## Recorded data
-- Begin --
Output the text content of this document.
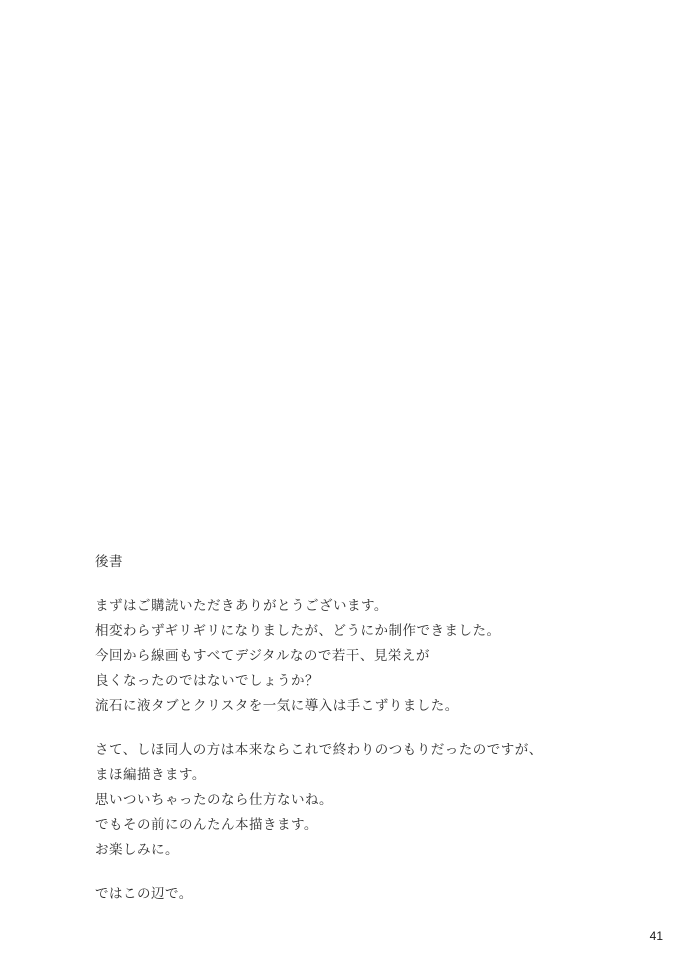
後書

まずはご購読いただきありがとうございます。
相変わらずギリギリになりましたが、どうにか制作できました。
今回から線画もすべてデジタルなので若干、見栄えが
良くなったのではないでしょうか？
流石に液タブとクリスタを一気に導入は手こずりました。

さて、しほ同人の方は本来ならこれで終わりのつもりだったのですが、
まほ編描きます。
思いついちゃったのなら仕方ないね。
でもその前にのんたん本描きます。
お楽しみに。

ではこの辺で。

41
-- End --
## PROBLEM TO SOLVE
Reproduce the full material exactly, excluding the pictures.

## RESULT BELOW
Output the text content of this document.
後書

まずはご購読いただきありがとうございます。
相変わらずギリギリになりましたが、どうにか制作できました。
今回から線画もすべてデジタルなので若干、見栄えが
良くなったのではないでしょうか？
流石に液タブとクリスタを一気に導入は手こずりました。

さて、しほ同人の方は本来ならこれで終わりのつもりだったのですが、
まほ編描きます。
思いついちゃったのなら仕方ないね。
でもその前にのんたん本描きます。
お楽しみに。

ではこの辺で。

41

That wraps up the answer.